* START *
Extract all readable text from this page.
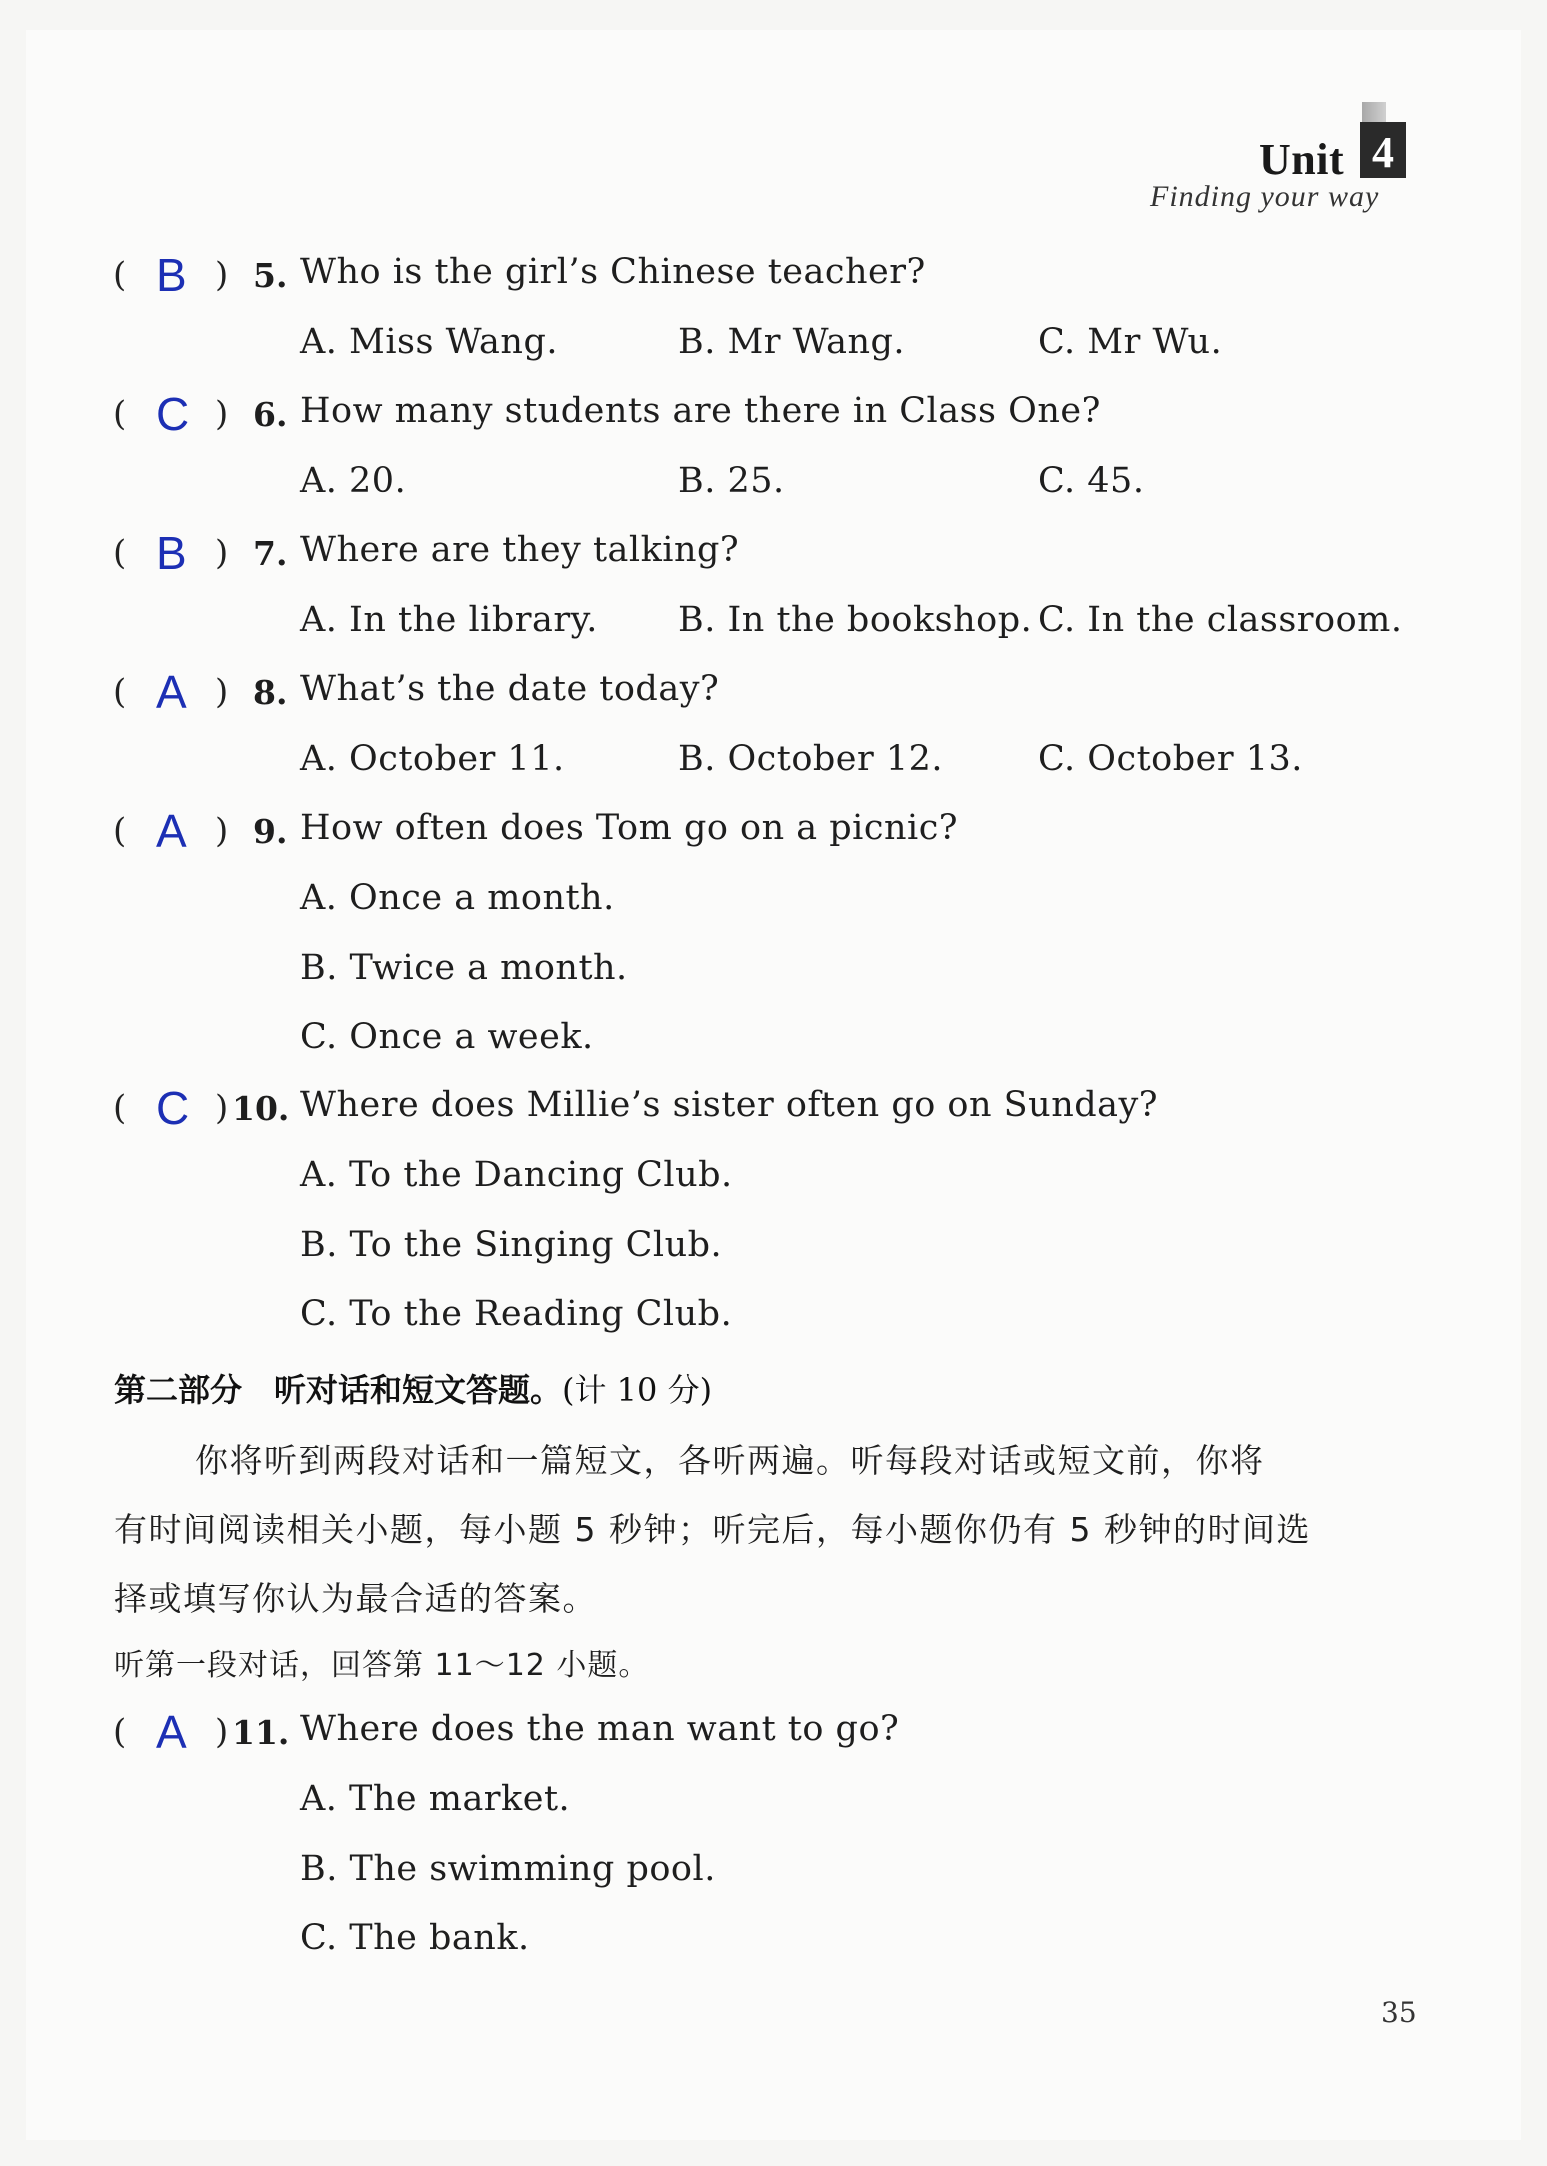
Unit 4
Finding your way
( B ) 5. Who is the girl’s Chinese teacher?
A. Miss Wang.	B. Mr Wang.	C. Mr Wu.
( C ) 6. How many students are there in Class One?
A. 20.	B. 25.	C. 45.
( B ) 7. Where are they talking?
A. In the library. B. In the bookshop. C. In the classroom.
( A ) 8. What’s the date today?
A. October 11.	B. October 12.	C. October 13.
( A ) 9. How often does Tom go on a picnic?
A. Once a month.
B. Twice a month.
C. Once a week.
( C ) 10. Where does Millie’s sister often go on Sunday?
A. To the Dancing Club.
B. To the Singing Club.
C. To the Reading Club.
第二部分　听对话和短文答题。(计 10 分)
你将听到两段对话和一篇短文，各听两遍。听每段对话或短文前，你将
有时间阅读相关小题，每小题 5 秒钟；听完后，每小题你仍有 5 秒钟的时间选
择或填写你认为最合适的答案。
听第一段对话，回答第 11～12 小题。
( A ) 11. Where does the man want to go?
A. The market.
B. The swimming pool.
C. The bank.
35
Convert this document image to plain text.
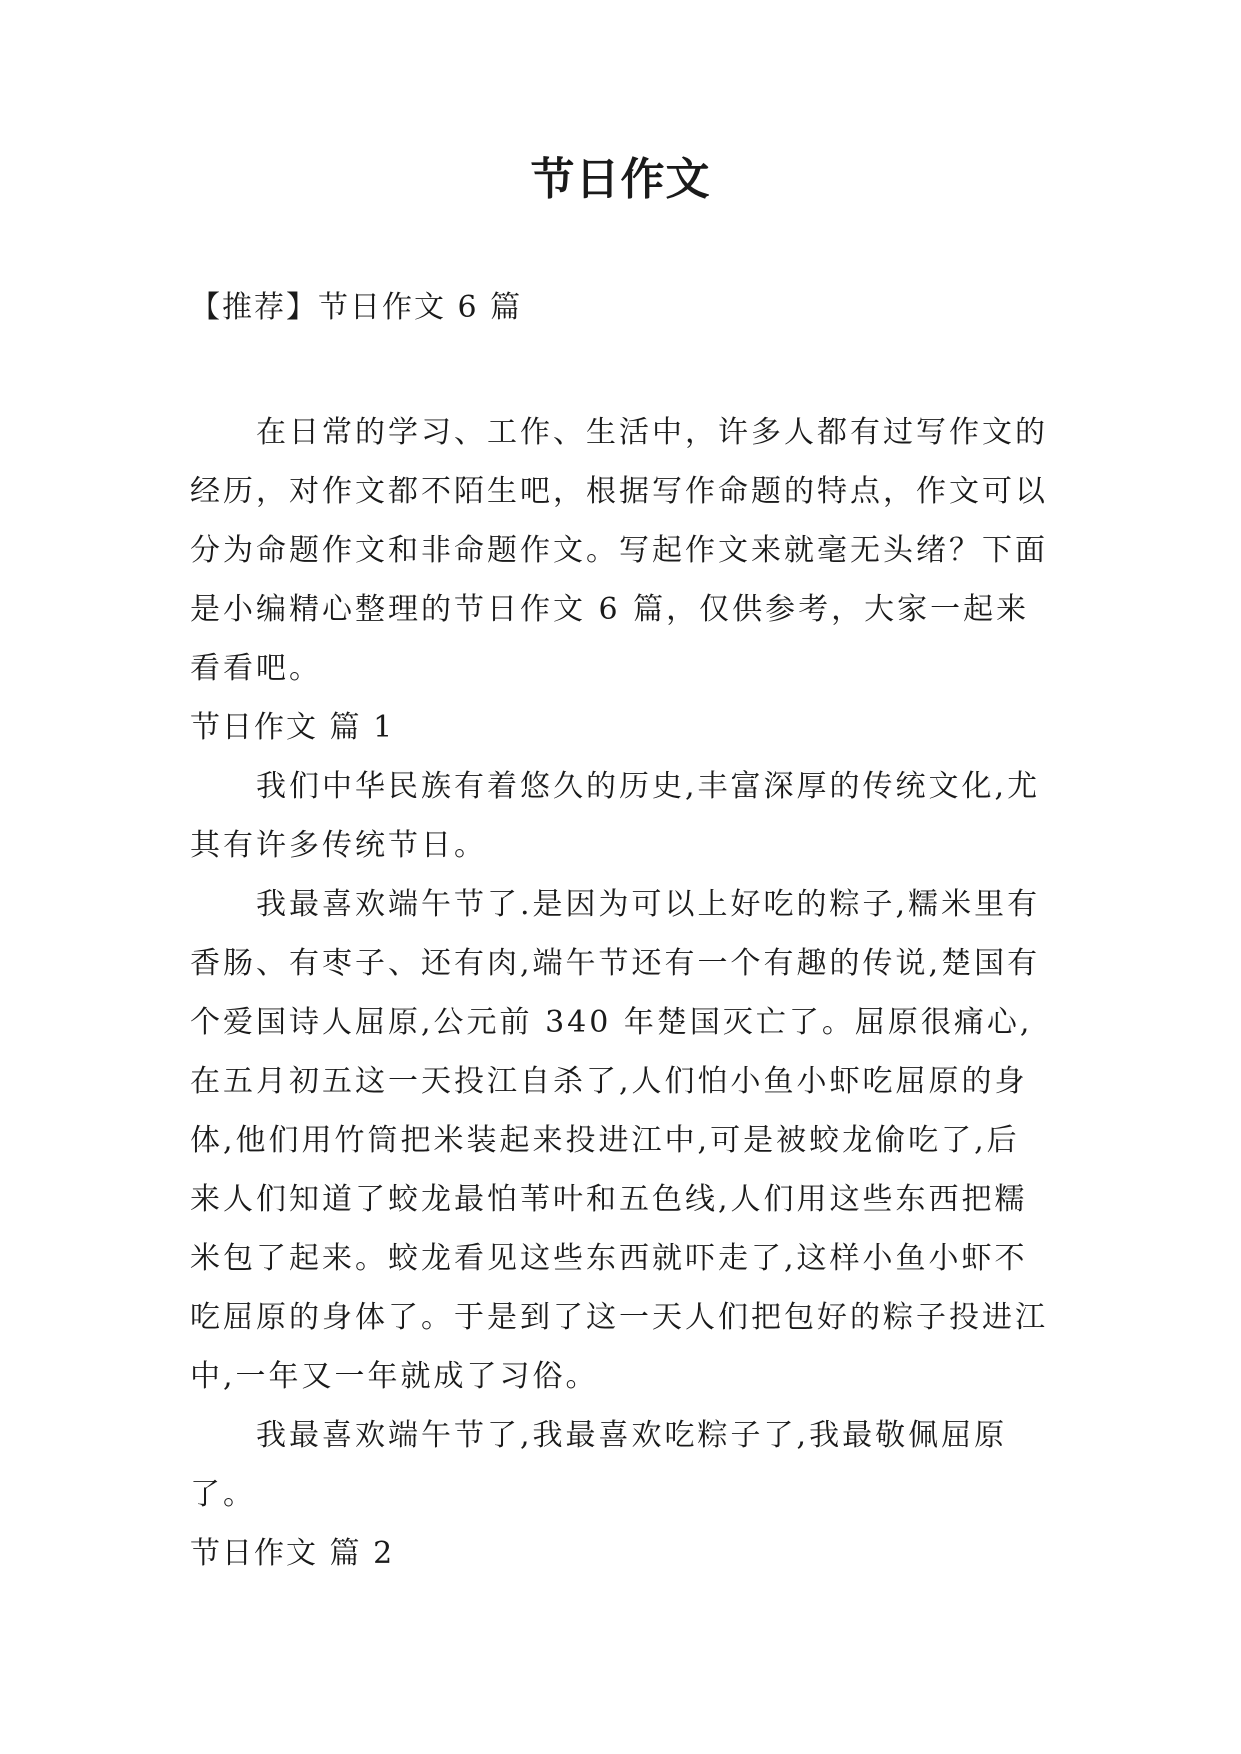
节日作文

【推荐】节日作文 6 篇

在日常的学习、工作、生活中，许多人都有过写作文的经历，对作文都不陌生吧，根据写作命题的特点，作文可以分为命题作文和非命题作文。写起作文来就毫无头绪？下面是小编精心整理的节日作文 6 篇，仅供参考，大家一起来看看吧。

节日作文 篇 1

我们中华民族有着悠久的历史,丰富深厚的传统文化,尤其有许多传统节日。

我最喜欢端午节了.是因为可以上好吃的粽子,糯米里有香肠、有枣子、还有肉,端午节还有一个有趣的传说,楚国有个爱国诗人屈原,公元前 340 年楚国灭亡了。屈原很痛心,在五月初五这一天投江自杀了,人们怕小鱼小虾吃屈原的身体,他们用竹筒把米装起来投进江中,可是被蛟龙偷吃了,后来人们知道了蛟龙最怕苇叶和五色线,人们用这些东西把糯米包了起来。蛟龙看见这些东西就吓走了,这样小鱼小虾不吃屈原的身体了。于是到了这一天人们把包好的粽子投进江中,一年又一年就成了习俗。

我最喜欢端午节了,我最喜欢吃粽子了,我最敬佩屈原了。

节日作文 篇 2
* END *
▶ **What is asked**
Reproduce the listing above exactly, excluding all pictures.

▶ **Output of the task**
Extract all readable text from this page.
Unit 4
Finding your way
( B ) 5. Who is the girl’s Chinese teacher?
A. Miss Wang.	B. Mr Wang.	C. Mr Wu.
( C ) 6. How many students are there in Class One?
A. 20.	B. 25.	C. 45.
( B ) 7. Where are they talking?
A. In the library. B. In the bookshop. C. In the classroom.
( A ) 8. What’s the date today?
A. October 11.	B. October 12.	C. October 13.
( A ) 9. How often does Tom go on a picnic?
A. Once a month.
B. Twice a month.
C. Once a week.
( C ) 10. Where does Millie’s sister often go on Sunday?
A. To the Dancing Club.
B. To the Singing Club.
C. To the Reading Club.
第二部分　听对话和短文答题。(计 10 分)
你将听到两段对话和一篇短文，各听两遍。听每段对话或短文前，你将
有时间阅读相关小题，每小题 5 秒钟；听完后，每小题你仍有 5 秒钟的时间选
择或填写你认为最合适的答案。
听第一段对话，回答第 11～12 小题。
( A ) 11. Where does the man want to go?
A. The market.
B. The swimming pool.
C. The bank.
35
Convert this document image to plain text.
节日作文

【推荐】节日作文 6 篇

在日常的学习、工作、生活中，许多人都有过写作文的经历，对作文都不陌生吧，根据写作命题的特点，作文可以分为命题作文和非命题作文。写起作文来就毫无头绪？下面是小编精心整理的节日作文 6 篇，仅供参考，大家一起来看看吧。

节日作文 篇 1

我们中华民族有着悠久的历史,丰富深厚的传统文化,尤其有许多传统节日。

我最喜欢端午节了.是因为可以上好吃的粽子,糯米里有香肠、有枣子、还有肉,端午节还有一个有趣的传说,楚国有个爱国诗人屈原,公元前 340 年楚国灭亡了。屈原很痛心,在五月初五这一天投江自杀了,人们怕小鱼小虾吃屈原的身体,他们用竹筒把米装起来投进江中,可是被蛟龙偷吃了,后来人们知道了蛟龙最怕苇叶和五色线,人们用这些东西把糯米包了起来。蛟龙看见这些东西就吓走了,这样小鱼小虾不吃屈原的身体了。于是到了这一天人们把包好的粽子投进江中,一年又一年就成了习俗。

我最喜欢端午节了,我最喜欢吃粽子了,我最敬佩屈原了。

节日作文 篇 2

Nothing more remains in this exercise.